▶ [Stated exercise] Reproduce each record exactly.

▶ [Data provided]
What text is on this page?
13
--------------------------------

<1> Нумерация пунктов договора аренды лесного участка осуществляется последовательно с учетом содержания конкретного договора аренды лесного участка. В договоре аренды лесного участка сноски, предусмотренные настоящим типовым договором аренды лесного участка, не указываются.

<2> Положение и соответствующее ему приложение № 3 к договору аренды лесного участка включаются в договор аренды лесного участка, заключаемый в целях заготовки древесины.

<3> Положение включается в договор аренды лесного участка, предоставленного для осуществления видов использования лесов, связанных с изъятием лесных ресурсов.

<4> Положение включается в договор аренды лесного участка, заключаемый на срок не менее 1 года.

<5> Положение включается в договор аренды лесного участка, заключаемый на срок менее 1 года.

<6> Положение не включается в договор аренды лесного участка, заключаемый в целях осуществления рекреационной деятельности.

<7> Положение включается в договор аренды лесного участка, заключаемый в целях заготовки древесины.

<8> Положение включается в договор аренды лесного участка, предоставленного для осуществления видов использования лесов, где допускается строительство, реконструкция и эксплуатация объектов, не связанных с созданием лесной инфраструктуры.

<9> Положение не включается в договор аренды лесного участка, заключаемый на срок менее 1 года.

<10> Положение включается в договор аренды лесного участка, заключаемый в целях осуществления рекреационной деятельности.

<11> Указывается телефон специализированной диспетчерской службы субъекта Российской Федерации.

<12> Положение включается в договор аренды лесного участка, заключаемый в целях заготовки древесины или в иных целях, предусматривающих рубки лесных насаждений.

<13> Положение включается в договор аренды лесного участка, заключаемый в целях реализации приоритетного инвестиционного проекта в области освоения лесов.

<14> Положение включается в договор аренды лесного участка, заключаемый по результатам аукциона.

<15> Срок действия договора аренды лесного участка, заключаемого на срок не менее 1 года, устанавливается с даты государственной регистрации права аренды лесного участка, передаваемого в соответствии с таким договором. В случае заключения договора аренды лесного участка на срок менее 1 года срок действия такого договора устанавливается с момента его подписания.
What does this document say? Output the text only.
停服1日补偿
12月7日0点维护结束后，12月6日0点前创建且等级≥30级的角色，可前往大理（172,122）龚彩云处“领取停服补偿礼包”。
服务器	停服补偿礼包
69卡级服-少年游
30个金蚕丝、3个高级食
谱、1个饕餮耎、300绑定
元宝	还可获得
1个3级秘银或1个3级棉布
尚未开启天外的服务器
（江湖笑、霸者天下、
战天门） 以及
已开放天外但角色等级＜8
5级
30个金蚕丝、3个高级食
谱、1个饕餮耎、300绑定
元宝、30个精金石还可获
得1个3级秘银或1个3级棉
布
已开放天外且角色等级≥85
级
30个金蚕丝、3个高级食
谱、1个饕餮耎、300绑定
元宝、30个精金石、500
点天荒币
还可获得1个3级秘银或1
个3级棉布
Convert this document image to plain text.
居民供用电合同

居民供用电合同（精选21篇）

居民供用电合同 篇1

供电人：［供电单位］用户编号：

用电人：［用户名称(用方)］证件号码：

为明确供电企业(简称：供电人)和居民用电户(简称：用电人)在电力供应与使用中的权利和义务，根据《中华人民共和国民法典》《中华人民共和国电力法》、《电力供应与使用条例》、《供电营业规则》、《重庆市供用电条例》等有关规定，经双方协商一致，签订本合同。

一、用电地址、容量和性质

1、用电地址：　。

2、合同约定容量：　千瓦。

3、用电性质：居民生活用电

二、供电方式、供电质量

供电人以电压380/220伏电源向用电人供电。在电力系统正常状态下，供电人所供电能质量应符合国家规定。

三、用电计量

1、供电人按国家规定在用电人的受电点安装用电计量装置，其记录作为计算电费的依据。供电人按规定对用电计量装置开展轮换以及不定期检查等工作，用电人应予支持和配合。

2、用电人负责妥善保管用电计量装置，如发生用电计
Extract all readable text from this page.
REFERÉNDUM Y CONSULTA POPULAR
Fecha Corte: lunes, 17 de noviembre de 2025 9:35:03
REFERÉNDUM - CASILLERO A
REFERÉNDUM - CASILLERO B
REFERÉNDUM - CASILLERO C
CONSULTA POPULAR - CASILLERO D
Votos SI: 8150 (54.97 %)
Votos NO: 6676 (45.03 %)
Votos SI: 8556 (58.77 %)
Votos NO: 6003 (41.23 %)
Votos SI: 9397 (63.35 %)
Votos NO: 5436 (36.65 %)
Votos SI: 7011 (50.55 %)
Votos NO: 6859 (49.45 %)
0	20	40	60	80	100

▶ [Exercise result]
What text is on this page?
13
--------------------------------

<1> Нумерация пунктов договора аренды лесного участка осуществляется последовательно с учетом содержания конкретного договора аренды лесного участка. В договоре аренды лесного участка сноски, предусмотренные настоящим типовым договором аренды лесного участка, не указываются.

<2> Положение и соответствующее ему приложение № 3 к договору аренды лесного участка включаются в договор аренды лесного участка, заключаемый в целях заготовки древесины.

<3> Положение включается в договор аренды лесного участка, предоставленного для осуществления видов использования лесов, связанных с изъятием лесных ресурсов.

<4> Положение включается в договор аренды лесного участка, заключаемый на срок не менее 1 года.

<5> Положение включается в договор аренды лесного участка, заключаемый на срок менее 1 года.

<6> Положение не включается в договор аренды лесного участка, заключаемый в целях осуществления рекреационной деятельности.

<7> Положение включается в договор аренды лесного участка, заключаемый в целях заготовки древесины.

<8> Положение включается в договор аренды лесного участка, предоставленного для осуществления видов использования лесов, где допускается строительство, реконструкция и эксплуатация объектов, не связанных с созданием лесной инфраструктуры.

<9> Положение не включается в договор аренды лесного участка, заключаемый на срок менее 1 года.

<10> Положение включается в договор аренды лесного участка, заключаемый в целях осуществления рекреационной деятельности.

<11> Указывается телефон специализированной диспетчерской службы субъекта Российской Федерации.

<12> Положение включается в договор аренды лесного участка, заключаемый в целях заготовки древесины или в иных целях, предусматривающих рубки лесных насаждений.

<13> Положение включается в договор аренды лесного участка, заключаемый в целях реализации приоритетного инвестиционного проекта в области освоения лесов.

<14> Положение включается в договор аренды лесного участка, заключаемый по результатам аукциона.

<15> Срок действия договора аренды лесного участка, заключаемого на срок не менее 1 года, устанавливается с даты государственной регистрации права аренды лесного участка, передаваемого в соответствии с таким договором. В случае заключения договора аренды лесного участка на срок менее 1 года срок действия такого договора устанавливается с момента его подписания.
What does this document say? Output the text only.
停服1日补偿
12月7日0点维护结束后，12月6日0点前创建且等级≥30级的角色，可前往大理（172,122）龚彩云处“领取停服补偿礼包”。
服务器	停服补偿礼包
69卡级服-少年游
30个金蚕丝、3个高级食
谱、1个饕餮耎、300绑定
元宝	还可获得
1个3级秘银或1个3级棉布
尚未开启天外的服务器
（江湖笑、霸者天下、
战天门） 以及
已开放天外但角色等级＜8
5级
30个金蚕丝、3个高级食
谱、1个饕餮耎、300绑定
元宝、30个精金石还可获
得1个3级秘银或1个3级棉
布
已开放天外且角色等级≥85
级
30个金蚕丝、3个高级食
谱、1个饕餮耎、300绑定
元宝、30个精金石、500
点天荒币
还可获得1个3级秘银或1
个3级棉布
Convert this document image to plain text.
居民供用电合同

居民供用电合同（精选21篇）

居民供用电合同 篇1

供电人：［供电单位］用户编号：

用电人：［用户名称(用方)］证件号码：

为明确供电企业(简称：供电人)和居民用电户(简称：用电人)在电力供应与使用中的权利和义务，根据《中华人民共和国民法典》《中华人民共和国电力法》、《电力供应与使用条例》、《供电营业规则》、《重庆市供用电条例》等有关规定，经双方协商一致，签订本合同。

一、用电地址、容量和性质

1、用电地址：　。

2、合同约定容量：　千瓦。

3、用电性质：居民生活用电

二、供电方式、供电质量

供电人以电压380/220伏电源向用电人供电。在电力系统正常状态下，供电人所供电能质量应符合国家规定。

三、用电计量

1、供电人按国家规定在用电人的受电点安装用电计量装置，其记录作为计算电费的依据。供电人按规定对用电计量装置开展轮换以及不定期检查等工作，用电人应予支持和配合。

2、用电人负责妥善保管用电计量装置，如发生用电计
Extract all readable text from this page.
REFERÉNDUM Y CONSULTA POPULAR
Fecha Corte: lunes, 17 de noviembre de 2025 9:35:03
REFERÉNDUM - CASILLERO A
REFERÉNDUM - CASILLERO B
REFERÉNDUM - CASILLERO C
CONSULTA POPULAR - CASILLERO D
Votos SI: 8150 (54.97 %)
Votos NO: 6676 (45.03 %)
Votos SI: 8556 (58.77 %)
Votos NO: 6003 (41.23 %)
Votos SI: 9397 (63.35 %)
Votos NO: 5436 (36.65 %)
Votos SI: 7011 (50.55 %)
Votos NO: 6859 (49.45 %)
0	20	40	60	80	100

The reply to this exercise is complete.